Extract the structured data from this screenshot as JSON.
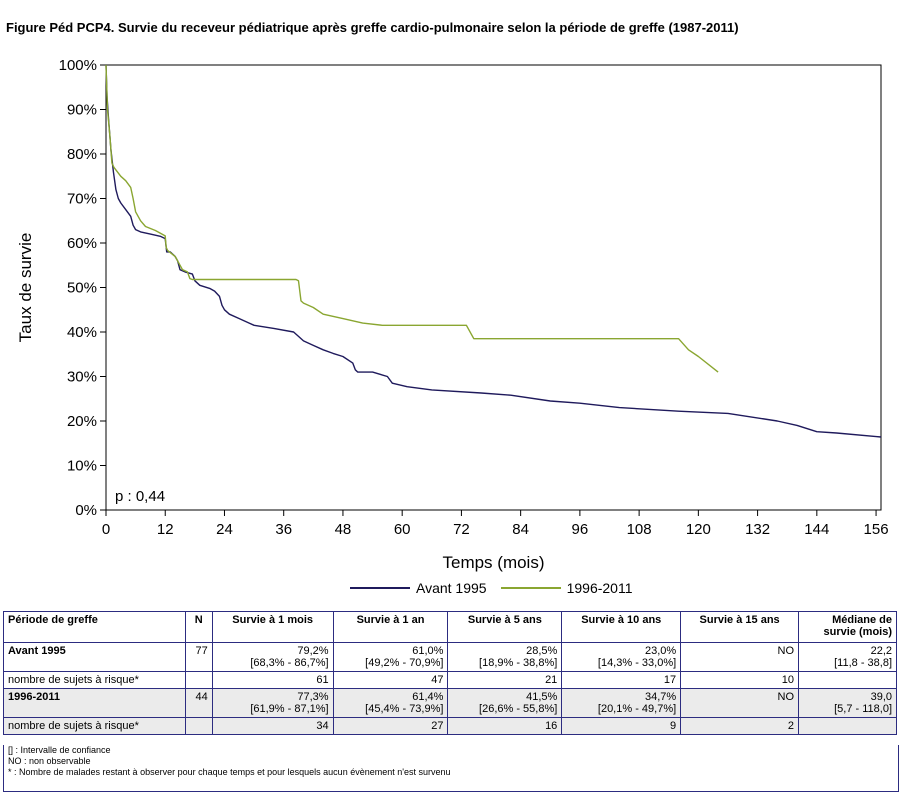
{
  "title": "Figure Péd PCP4. Survie du receveur pédiatrique après greffe cardio-pulmonaire selon la période de greffe (1987-2011)",
  "chart_data": {
    "type": "line",
    "xlabel": "Temps (mois)",
    "ylabel": "Taux de survie",
    "xlim": [
      0,
      157
    ],
    "ylim": [
      0,
      100
    ],
    "x_ticks": [
      0,
      12,
      24,
      36,
      48,
      60,
      72,
      84,
      96,
      108,
      120,
      132,
      144,
      156
    ],
    "y_ticks": [
      0,
      10,
      20,
      30,
      40,
      50,
      60,
      70,
      80,
      90,
      100
    ],
    "y_tick_labels": [
      "0%",
      "10%",
      "20%",
      "30%",
      "40%",
      "50%",
      "60%",
      "70%",
      "80%",
      "90%",
      "100%"
    ],
    "annotation": "p : 0,44",
    "legend_position": "bottom",
    "series": [
      {
        "name": "Avant 1995",
        "color": "#1f1a5c",
        "points": [
          [
            0,
            100
          ],
          [
            0.2,
            93
          ],
          [
            0.5,
            88
          ],
          [
            0.8,
            84
          ],
          [
            1,
            81
          ],
          [
            1.5,
            76
          ],
          [
            2,
            72
          ],
          [
            2.5,
            70
          ],
          [
            3,
            69
          ],
          [
            4,
            67.5
          ],
          [
            5,
            66
          ],
          [
            5.5,
            64
          ],
          [
            6,
            63
          ],
          [
            7,
            62.5
          ],
          [
            9,
            62
          ],
          [
            11,
            61.5
          ],
          [
            12,
            61
          ],
          [
            12.3,
            58
          ],
          [
            13,
            58
          ],
          [
            14,
            57
          ],
          [
            14.5,
            56
          ],
          [
            15,
            54
          ],
          [
            16,
            53.5
          ],
          [
            17.5,
            53
          ],
          [
            18,
            51.5
          ],
          [
            19,
            50.5
          ],
          [
            21,
            49.8
          ],
          [
            22,
            49.2
          ],
          [
            23,
            48
          ],
          [
            23.5,
            46
          ],
          [
            24,
            45
          ],
          [
            25,
            44
          ],
          [
            27,
            43
          ],
          [
            29,
            42
          ],
          [
            30,
            41.5
          ],
          [
            34,
            40.8
          ],
          [
            38,
            40
          ],
          [
            39,
            39
          ],
          [
            40,
            38
          ],
          [
            42,
            37
          ],
          [
            44,
            36
          ],
          [
            46,
            35.2
          ],
          [
            48,
            34.5
          ],
          [
            50,
            33
          ],
          [
            50.5,
            31.5
          ],
          [
            51,
            31
          ],
          [
            54,
            31
          ],
          [
            57,
            30
          ],
          [
            58,
            28.5
          ],
          [
            61,
            27.7
          ],
          [
            66,
            27
          ],
          [
            76,
            26.3
          ],
          [
            82,
            25.8
          ],
          [
            90,
            24.5
          ],
          [
            96,
            24
          ],
          [
            104,
            23
          ],
          [
            116,
            22.2
          ],
          [
            126,
            21.7
          ],
          [
            136,
            20
          ],
          [
            140,
            19
          ],
          [
            144,
            17.6
          ],
          [
            148,
            17.3
          ],
          [
            156,
            16.5
          ],
          [
            157,
            16.4
          ]
        ]
      },
      {
        "name": "1996-2011",
        "color": "#8aa631",
        "points": [
          [
            0,
            100
          ],
          [
            0.3,
            90
          ],
          [
            0.8,
            84
          ],
          [
            1.2,
            78
          ],
          [
            1.6,
            77
          ],
          [
            3,
            75
          ],
          [
            4,
            74
          ],
          [
            5,
            72.5
          ],
          [
            5.5,
            70
          ],
          [
            6,
            67
          ],
          [
            7,
            65
          ],
          [
            8,
            63.7
          ],
          [
            10,
            62.8
          ],
          [
            12,
            61.6
          ],
          [
            12.2,
            59
          ],
          [
            12.5,
            58.3
          ],
          [
            14,
            57
          ],
          [
            15,
            55
          ],
          [
            15.5,
            54
          ],
          [
            16.5,
            53.5
          ],
          [
            17,
            52
          ],
          [
            17.5,
            51.8
          ],
          [
            19,
            51.8
          ],
          [
            38.5,
            51.8
          ],
          [
            39,
            51.5
          ],
          [
            39.5,
            47
          ],
          [
            40,
            46.5
          ],
          [
            42,
            45.5
          ],
          [
            44,
            44
          ],
          [
            48,
            43
          ],
          [
            52,
            42
          ],
          [
            56,
            41.5
          ],
          [
            73,
            41.5
          ],
          [
            74.5,
            38.5
          ],
          [
            116,
            38.5
          ],
          [
            118,
            36
          ],
          [
            120,
            34.5
          ],
          [
            124,
            31
          ]
        ]
      }
    ]
  },
  "table": {
    "headers": [
      "Période de greffe",
      "N",
      "Survie à 1 mois",
      "Survie à 1 an",
      "Survie à 5 ans",
      "Survie à 10 ans",
      "Survie à 15 ans",
      "Médiane de survie (mois)"
    ],
    "groups": [
      {
        "name": "Avant 1995",
        "n": "77",
        "estimates": [
          "79,2%",
          "61,0%",
          "28,5%",
          "23,0%",
          "NO",
          "22,2"
        ],
        "ci": [
          "[68,3% - 86,7%]",
          "[49,2% - 70,9%]",
          "[18,9% - 38,8%]",
          "[14,3% - 33,0%]",
          "",
          "[11,8 - 38,8]"
        ],
        "risk_label": "nombre de sujets à risque*",
        "risk": [
          "61",
          "47",
          "21",
          "17",
          "10",
          ""
        ]
      },
      {
        "name": "1996-2011",
        "n": "44",
        "estimates": [
          "77,3%",
          "61,4%",
          "41,5%",
          "34,7%",
          "NO",
          "39,0"
        ],
        "ci": [
          "[61,9% - 87,1%]",
          "[45,4% - 73,9%]",
          "[26,6% - 55,8%]",
          "[20,1% - 49,7%]",
          "",
          "[5,7 - 118,0]"
        ],
        "risk_label": "nombre de sujets à risque*",
        "risk": [
          "34",
          "27",
          "16",
          "9",
          "2",
          ""
        ]
      }
    ],
    "footnotes": [
      "[] : Intervalle de confiance",
      "NO : non observable",
      "* : Nombre de malades restant à observer pour chaque temps et pour lesquels aucun évènement n'est survenu"
    ]
  }
}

----

• _EXERCISE GOAL_:
Restate each of the entries above word for word and skip every image.

• _CORRECT ANSWER_:
Extract the structured data from this screenshot as JSON.
{
  "title": "Figure Péd PCP4. Survie du receveur pédiatrique après greffe cardio-pulmonaire selon la période de greffe (1987-2011)",
  "chart_data": {
    "type": "line",
    "xlabel": "Temps (mois)",
    "ylabel": "Taux de survie",
    "xlim": [
      0,
      157
    ],
    "ylim": [
      0,
      100
    ],
    "x_ticks": [
      0,
      12,
      24,
      36,
      48,
      60,
      72,
      84,
      96,
      108,
      120,
      132,
      144,
      156
    ],
    "y_ticks": [
      0,
      10,
      20,
      30,
      40,
      50,
      60,
      70,
      80,
      90,
      100
    ],
    "y_tick_labels": [
      "0%",
      "10%",
      "20%",
      "30%",
      "40%",
      "50%",
      "60%",
      "70%",
      "80%",
      "90%",
      "100%"
    ],
    "annotation": "p : 0,44",
    "legend_position": "bottom",
    "series": [
      {
        "name": "Avant 1995",
        "color": "#1f1a5c",
        "points": [
          [
            0,
            100
          ],
          [
            0.2,
            93
          ],
          [
            0.5,
            88
          ],
          [
            0.8,
            84
          ],
          [
            1,
            81
          ],
          [
            1.5,
            76
          ],
          [
            2,
            72
          ],
          [
            2.5,
            70
          ],
          [
            3,
            69
          ],
          [
            4,
            67.5
          ],
          [
            5,
            66
          ],
          [
            5.5,
            64
          ],
          [
            6,
            63
          ],
          [
            7,
            62.5
          ],
          [
            9,
            62
          ],
          [
            11,
            61.5
          ],
          [
            12,
            61
          ],
          [
            12.3,
            58
          ],
          [
            13,
            58
          ],
          [
            14,
            57
          ],
          [
            14.5,
            56
          ],
          [
            15,
            54
          ],
          [
            16,
            53.5
          ],
          [
            17.5,
            53
          ],
          [
            18,
            51.5
          ],
          [
            19,
            50.5
          ],
          [
            21,
            49.8
          ],
          [
            22,
            49.2
          ],
          [
            23,
            48
          ],
          [
            23.5,
            46
          ],
          [
            24,
            45
          ],
          [
            25,
            44
          ],
          [
            27,
            43
          ],
          [
            29,
            42
          ],
          [
            30,
            41.5
          ],
          [
            34,
            40.8
          ],
          [
            38,
            40
          ],
          [
            39,
            39
          ],
          [
            40,
            38
          ],
          [
            42,
            37
          ],
          [
            44,
            36
          ],
          [
            46,
            35.2
          ],
          [
            48,
            34.5
          ],
          [
            50,
            33
          ],
          [
            50.5,
            31.5
          ],
          [
            51,
            31
          ],
          [
            54,
            31
          ],
          [
            57,
            30
          ],
          [
            58,
            28.5
          ],
          [
            61,
            27.7
          ],
          [
            66,
            27
          ],
          [
            76,
            26.3
          ],
          [
            82,
            25.8
          ],
          [
            90,
            24.5
          ],
          [
            96,
            24
          ],
          [
            104,
            23
          ],
          [
            116,
            22.2
          ],
          [
            126,
            21.7
          ],
          [
            136,
            20
          ],
          [
            140,
            19
          ],
          [
            144,
            17.6
          ],
          [
            148,
            17.3
          ],
          [
            156,
            16.5
          ],
          [
            157,
            16.4
          ]
        ]
      },
      {
        "name": "1996-2011",
        "color": "#8aa631",
        "points": [
          [
            0,
            100
          ],
          [
            0.3,
            90
          ],
          [
            0.8,
            84
          ],
          [
            1.2,
            78
          ],
          [
            1.6,
            77
          ],
          [
            3,
            75
          ],
          [
            4,
            74
          ],
          [
            5,
            72.5
          ],
          [
            5.5,
            70
          ],
          [
            6,
            67
          ],
          [
            7,
            65
          ],
          [
            8,
            63.7
          ],
          [
            10,
            62.8
          ],
          [
            12,
            61.6
          ],
          [
            12.2,
            59
          ],
          [
            12.5,
            58.3
          ],
          [
            14,
            57
          ],
          [
            15,
            55
          ],
          [
            15.5,
            54
          ],
          [
            16.5,
            53.5
          ],
          [
            17,
            52
          ],
          [
            17.5,
            51.8
          ],
          [
            19,
            51.8
          ],
          [
            38.5,
            51.8
          ],
          [
            39,
            51.5
          ],
          [
            39.5,
            47
          ],
          [
            40,
            46.5
          ],
          [
            42,
            45.5
          ],
          [
            44,
            44
          ],
          [
            48,
            43
          ],
          [
            52,
            42
          ],
          [
            56,
            41.5
          ],
          [
            73,
            41.5
          ],
          [
            74.5,
            38.5
          ],
          [
            116,
            38.5
          ],
          [
            118,
            36
          ],
          [
            120,
            34.5
          ],
          [
            124,
            31
          ]
        ]
      }
    ]
  },
  "table": {
    "headers": [
      "Période de greffe",
      "N",
      "Survie à 1 mois",
      "Survie à 1 an",
      "Survie à 5 ans",
      "Survie à 10 ans",
      "Survie à 15 ans",
      "Médiane de survie (mois)"
    ],
    "groups": [
      {
        "name": "Avant 1995",
        "n": "77",
        "estimates": [
          "79,2%",
          "61,0%",
          "28,5%",
          "23,0%",
          "NO",
          "22,2"
        ],
        "ci": [
          "[68,3% - 86,7%]",
          "[49,2% - 70,9%]",
          "[18,9% - 38,8%]",
          "[14,3% - 33,0%]",
          "",
          "[11,8 - 38,8]"
        ],
        "risk_label": "nombre de sujets à risque*",
        "risk": [
          "61",
          "47",
          "21",
          "17",
          "10",
          ""
        ]
      },
      {
        "name": "1996-2011",
        "n": "44",
        "estimates": [
          "77,3%",
          "61,4%",
          "41,5%",
          "34,7%",
          "NO",
          "39,0"
        ],
        "ci": [
          "[61,9% - 87,1%]",
          "[45,4% - 73,9%]",
          "[26,6% - 55,8%]",
          "[20,1% - 49,7%]",
          "",
          "[5,7 - 118,0]"
        ],
        "risk_label": "nombre de sujets à risque*",
        "risk": [
          "34",
          "27",
          "16",
          "9",
          "2",
          ""
        ]
      }
    ],
    "footnotes": [
      "[] : Intervalle de confiance",
      "NO : non observable",
      "* : Nombre de malades restant à observer pour chaque temps et pour lesquels aucun évènement n'est survenu"
    ]
  }
}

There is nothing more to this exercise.